What is being asked
Copy out the lines that include the word "JSON".
++++ Records for the exercise ++++
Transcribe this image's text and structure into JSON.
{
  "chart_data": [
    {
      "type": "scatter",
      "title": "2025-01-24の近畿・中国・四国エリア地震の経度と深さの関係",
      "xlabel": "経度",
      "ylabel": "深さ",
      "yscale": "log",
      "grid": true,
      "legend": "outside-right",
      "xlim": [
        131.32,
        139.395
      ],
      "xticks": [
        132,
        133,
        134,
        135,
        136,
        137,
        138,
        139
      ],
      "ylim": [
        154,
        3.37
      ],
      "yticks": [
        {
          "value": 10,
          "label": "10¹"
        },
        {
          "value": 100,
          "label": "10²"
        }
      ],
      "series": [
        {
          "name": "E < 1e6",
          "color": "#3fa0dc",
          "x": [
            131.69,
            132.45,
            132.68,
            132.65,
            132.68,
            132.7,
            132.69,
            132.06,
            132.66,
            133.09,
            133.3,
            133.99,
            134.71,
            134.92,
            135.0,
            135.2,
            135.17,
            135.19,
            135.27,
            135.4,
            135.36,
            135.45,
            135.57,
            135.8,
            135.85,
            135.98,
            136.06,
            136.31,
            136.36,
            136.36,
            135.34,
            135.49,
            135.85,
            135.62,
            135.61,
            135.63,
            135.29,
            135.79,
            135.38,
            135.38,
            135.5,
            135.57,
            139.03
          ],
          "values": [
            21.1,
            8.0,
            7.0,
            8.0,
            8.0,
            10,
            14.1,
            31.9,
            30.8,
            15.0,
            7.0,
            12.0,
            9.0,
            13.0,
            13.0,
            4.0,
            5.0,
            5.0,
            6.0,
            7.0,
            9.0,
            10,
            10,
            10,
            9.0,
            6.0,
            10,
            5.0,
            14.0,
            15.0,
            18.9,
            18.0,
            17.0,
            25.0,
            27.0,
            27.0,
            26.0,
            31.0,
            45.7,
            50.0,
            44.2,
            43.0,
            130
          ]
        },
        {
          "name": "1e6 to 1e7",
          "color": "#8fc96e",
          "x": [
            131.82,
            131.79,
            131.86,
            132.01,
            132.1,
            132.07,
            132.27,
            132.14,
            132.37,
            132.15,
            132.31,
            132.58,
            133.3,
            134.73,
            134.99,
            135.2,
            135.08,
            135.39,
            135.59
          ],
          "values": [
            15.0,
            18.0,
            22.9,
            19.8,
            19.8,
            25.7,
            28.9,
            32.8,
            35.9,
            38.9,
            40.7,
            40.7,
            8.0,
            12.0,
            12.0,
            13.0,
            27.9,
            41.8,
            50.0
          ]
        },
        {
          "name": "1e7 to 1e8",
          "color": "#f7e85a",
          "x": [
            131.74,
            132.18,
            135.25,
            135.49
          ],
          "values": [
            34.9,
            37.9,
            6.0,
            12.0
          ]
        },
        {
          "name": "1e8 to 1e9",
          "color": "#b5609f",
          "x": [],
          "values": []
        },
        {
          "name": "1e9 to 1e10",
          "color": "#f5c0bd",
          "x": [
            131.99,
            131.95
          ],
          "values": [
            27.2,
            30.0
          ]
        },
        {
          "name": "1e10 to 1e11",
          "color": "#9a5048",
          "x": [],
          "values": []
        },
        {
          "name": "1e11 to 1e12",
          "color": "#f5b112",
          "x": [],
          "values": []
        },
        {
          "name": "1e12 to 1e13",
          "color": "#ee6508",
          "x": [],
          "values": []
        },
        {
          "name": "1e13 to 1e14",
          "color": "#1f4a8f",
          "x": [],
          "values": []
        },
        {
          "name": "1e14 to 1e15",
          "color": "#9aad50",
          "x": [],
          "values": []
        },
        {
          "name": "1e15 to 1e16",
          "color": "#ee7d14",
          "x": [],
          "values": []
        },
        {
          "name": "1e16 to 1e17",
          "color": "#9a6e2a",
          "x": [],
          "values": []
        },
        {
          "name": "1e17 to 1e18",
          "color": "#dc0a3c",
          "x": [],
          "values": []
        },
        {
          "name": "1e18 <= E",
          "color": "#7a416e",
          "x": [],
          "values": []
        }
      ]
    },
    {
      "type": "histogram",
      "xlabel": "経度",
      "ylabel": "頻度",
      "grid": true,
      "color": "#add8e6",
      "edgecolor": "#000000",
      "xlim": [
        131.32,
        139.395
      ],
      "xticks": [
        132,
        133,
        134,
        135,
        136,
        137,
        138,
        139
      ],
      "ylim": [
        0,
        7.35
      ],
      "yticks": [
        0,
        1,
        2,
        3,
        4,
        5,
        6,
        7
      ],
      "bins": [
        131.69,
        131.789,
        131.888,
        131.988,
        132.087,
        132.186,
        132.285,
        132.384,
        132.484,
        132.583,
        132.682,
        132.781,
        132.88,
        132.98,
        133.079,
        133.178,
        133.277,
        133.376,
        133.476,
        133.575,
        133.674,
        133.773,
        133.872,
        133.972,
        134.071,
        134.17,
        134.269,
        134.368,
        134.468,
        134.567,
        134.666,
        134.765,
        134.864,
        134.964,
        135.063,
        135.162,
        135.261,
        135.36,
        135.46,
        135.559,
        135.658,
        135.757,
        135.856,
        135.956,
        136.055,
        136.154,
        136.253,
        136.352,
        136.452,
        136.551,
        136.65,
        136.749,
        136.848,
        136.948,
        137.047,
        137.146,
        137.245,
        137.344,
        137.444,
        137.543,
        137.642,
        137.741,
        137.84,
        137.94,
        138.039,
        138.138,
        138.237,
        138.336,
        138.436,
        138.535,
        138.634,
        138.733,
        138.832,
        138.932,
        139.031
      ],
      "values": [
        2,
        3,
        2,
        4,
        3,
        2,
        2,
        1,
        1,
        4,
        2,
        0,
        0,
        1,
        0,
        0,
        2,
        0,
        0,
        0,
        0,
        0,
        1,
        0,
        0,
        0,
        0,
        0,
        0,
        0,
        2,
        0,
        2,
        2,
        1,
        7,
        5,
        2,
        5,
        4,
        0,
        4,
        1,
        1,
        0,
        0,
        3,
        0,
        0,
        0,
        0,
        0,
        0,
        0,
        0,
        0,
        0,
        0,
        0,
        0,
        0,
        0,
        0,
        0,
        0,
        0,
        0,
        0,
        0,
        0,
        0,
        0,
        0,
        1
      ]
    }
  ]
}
++++
++++ Records for the exercise ++++
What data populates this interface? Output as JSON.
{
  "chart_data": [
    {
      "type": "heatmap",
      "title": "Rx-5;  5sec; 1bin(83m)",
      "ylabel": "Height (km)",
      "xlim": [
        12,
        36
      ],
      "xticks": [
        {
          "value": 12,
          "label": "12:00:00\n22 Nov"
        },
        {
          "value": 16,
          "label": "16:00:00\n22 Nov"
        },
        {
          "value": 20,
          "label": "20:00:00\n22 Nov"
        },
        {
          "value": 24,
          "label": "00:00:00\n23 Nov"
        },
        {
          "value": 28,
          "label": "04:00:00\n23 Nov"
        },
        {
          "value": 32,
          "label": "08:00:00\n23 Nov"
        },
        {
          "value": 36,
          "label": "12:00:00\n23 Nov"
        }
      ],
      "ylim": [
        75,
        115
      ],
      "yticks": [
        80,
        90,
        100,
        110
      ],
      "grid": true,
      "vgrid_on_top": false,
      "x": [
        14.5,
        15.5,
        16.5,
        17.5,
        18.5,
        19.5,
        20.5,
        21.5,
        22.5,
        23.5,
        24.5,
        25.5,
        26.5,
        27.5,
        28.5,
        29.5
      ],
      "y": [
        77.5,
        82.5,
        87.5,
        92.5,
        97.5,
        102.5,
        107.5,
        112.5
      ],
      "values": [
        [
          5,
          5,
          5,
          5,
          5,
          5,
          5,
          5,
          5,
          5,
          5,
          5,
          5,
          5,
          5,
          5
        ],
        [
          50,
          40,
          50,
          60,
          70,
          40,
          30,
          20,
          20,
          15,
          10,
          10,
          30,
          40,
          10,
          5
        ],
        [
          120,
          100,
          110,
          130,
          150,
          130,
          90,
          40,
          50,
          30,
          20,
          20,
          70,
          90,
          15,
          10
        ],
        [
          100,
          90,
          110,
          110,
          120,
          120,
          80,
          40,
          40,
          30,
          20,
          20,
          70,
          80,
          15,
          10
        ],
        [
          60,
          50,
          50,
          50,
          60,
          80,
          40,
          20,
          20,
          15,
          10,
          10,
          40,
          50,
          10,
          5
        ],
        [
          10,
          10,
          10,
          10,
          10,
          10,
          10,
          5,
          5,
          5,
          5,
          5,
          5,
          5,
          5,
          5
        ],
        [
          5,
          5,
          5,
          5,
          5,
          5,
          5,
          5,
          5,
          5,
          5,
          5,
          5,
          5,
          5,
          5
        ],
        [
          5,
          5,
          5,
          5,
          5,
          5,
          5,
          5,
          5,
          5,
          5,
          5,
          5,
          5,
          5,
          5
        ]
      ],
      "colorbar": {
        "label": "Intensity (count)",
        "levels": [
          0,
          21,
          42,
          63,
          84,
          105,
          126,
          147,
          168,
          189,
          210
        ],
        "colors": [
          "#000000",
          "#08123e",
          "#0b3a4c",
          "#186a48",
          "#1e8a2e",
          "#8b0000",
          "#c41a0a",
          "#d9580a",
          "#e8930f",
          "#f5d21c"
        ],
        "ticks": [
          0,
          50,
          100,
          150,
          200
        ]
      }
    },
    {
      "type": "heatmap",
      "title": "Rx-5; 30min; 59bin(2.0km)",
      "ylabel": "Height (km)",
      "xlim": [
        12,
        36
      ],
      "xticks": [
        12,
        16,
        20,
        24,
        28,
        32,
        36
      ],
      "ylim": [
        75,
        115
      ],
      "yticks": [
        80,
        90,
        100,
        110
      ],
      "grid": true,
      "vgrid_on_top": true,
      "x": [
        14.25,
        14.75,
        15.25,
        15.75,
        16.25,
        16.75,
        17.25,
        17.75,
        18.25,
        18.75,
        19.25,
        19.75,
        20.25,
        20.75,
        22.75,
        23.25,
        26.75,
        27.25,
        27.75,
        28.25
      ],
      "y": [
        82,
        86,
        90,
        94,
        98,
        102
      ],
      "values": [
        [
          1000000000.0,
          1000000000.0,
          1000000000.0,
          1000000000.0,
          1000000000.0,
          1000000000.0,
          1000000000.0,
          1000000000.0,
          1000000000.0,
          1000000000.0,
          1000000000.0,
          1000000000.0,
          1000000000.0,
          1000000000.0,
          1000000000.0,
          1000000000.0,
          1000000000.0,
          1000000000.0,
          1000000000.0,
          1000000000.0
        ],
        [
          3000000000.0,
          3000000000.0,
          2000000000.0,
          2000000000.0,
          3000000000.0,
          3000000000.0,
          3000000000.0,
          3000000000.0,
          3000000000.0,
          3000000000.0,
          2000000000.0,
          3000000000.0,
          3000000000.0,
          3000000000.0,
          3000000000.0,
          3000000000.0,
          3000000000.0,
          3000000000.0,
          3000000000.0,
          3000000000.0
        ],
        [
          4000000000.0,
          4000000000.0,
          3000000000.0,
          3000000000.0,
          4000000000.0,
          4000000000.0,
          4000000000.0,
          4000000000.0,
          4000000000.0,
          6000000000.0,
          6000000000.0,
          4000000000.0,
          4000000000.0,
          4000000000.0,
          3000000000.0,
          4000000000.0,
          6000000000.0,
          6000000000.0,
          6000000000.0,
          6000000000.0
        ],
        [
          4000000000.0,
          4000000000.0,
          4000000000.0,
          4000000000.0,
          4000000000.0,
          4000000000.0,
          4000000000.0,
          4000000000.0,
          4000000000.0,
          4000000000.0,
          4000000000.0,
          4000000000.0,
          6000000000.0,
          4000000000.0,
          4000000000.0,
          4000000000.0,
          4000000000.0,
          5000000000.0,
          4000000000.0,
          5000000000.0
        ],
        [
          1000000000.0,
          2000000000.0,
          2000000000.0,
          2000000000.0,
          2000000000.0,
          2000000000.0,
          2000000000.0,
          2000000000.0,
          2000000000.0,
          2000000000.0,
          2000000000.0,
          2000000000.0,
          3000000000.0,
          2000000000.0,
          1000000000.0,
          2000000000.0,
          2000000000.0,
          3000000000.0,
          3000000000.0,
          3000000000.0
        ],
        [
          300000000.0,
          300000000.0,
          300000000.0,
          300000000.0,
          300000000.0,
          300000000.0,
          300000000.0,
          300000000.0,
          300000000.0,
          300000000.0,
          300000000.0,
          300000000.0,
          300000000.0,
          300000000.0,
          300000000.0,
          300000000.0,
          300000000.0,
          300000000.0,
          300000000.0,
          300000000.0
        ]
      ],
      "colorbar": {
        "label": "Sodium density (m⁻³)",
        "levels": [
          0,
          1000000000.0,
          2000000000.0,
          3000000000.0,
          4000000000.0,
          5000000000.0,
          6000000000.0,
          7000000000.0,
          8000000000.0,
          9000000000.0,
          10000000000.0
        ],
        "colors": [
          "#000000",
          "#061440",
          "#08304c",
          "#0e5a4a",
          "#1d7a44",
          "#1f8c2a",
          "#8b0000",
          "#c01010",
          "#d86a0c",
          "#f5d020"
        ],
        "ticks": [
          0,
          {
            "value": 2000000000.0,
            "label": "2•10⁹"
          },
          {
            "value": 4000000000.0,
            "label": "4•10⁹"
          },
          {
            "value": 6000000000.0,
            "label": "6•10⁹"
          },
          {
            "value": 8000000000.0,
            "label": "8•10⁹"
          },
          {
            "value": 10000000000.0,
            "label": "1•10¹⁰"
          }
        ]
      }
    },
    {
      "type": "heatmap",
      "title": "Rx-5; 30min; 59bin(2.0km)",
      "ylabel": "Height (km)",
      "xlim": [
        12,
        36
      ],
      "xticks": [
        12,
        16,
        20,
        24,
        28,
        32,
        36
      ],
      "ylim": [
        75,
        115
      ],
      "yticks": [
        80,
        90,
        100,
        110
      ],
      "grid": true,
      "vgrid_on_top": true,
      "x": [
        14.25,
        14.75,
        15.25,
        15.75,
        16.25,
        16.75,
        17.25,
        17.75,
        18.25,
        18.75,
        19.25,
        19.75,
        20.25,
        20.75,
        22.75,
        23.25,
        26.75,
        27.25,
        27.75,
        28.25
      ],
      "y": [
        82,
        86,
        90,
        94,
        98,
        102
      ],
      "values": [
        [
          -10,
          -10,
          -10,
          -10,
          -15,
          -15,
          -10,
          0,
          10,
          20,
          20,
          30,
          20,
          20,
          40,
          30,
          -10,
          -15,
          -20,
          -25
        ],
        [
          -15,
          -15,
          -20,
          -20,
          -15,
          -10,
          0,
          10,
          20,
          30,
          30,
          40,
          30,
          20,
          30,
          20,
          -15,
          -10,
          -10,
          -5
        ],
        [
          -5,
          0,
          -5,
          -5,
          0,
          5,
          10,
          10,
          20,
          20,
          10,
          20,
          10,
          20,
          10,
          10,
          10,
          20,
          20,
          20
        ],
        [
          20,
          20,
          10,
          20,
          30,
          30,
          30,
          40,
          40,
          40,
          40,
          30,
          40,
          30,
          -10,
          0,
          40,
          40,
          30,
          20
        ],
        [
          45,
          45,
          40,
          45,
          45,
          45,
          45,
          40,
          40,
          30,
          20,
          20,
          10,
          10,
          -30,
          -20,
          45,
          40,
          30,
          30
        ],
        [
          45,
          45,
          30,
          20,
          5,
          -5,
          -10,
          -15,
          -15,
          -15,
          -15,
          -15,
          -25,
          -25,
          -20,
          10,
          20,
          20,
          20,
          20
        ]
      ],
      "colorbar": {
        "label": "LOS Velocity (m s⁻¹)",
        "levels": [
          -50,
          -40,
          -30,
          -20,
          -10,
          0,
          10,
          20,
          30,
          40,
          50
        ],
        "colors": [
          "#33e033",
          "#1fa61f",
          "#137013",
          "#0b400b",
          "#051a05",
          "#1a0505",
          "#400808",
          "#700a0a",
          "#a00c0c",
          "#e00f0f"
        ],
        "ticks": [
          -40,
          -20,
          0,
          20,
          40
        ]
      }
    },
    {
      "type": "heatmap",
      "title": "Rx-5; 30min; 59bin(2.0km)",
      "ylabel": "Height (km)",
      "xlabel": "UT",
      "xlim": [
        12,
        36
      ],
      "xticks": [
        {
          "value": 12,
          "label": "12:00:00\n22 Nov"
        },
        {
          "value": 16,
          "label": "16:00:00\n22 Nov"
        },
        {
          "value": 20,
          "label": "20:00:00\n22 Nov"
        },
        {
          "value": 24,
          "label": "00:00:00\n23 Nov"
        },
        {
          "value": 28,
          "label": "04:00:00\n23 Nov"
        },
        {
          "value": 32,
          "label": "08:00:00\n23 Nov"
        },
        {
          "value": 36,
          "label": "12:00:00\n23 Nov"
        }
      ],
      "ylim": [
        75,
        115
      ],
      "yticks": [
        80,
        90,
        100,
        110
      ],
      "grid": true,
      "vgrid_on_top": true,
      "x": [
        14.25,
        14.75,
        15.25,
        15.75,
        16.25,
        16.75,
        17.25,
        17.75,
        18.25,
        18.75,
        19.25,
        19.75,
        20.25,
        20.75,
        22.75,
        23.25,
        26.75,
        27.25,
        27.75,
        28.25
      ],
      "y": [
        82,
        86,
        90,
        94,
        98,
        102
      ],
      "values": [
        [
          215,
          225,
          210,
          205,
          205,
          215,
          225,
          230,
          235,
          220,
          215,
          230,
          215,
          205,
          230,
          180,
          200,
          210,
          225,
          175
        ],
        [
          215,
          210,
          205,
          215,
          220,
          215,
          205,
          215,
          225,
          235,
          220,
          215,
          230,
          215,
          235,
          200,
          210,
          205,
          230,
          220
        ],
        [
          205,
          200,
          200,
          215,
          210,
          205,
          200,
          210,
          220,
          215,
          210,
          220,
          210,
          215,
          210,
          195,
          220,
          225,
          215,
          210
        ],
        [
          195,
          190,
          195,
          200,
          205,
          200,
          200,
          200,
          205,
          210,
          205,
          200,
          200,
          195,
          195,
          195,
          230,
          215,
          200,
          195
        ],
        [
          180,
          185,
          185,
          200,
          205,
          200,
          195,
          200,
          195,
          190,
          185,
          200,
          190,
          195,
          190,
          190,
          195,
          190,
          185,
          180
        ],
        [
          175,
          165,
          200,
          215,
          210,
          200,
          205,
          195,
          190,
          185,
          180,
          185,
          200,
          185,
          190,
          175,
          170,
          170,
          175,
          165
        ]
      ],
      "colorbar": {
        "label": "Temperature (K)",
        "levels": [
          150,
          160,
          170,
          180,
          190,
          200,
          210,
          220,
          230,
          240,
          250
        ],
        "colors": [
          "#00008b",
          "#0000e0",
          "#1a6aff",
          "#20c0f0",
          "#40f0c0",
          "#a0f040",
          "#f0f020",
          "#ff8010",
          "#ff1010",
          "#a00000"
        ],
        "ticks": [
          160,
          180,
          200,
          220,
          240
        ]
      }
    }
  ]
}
++++
Response to this task
Transcribe this image's text and structure into JSON.
What data populates this interface? Output as JSON.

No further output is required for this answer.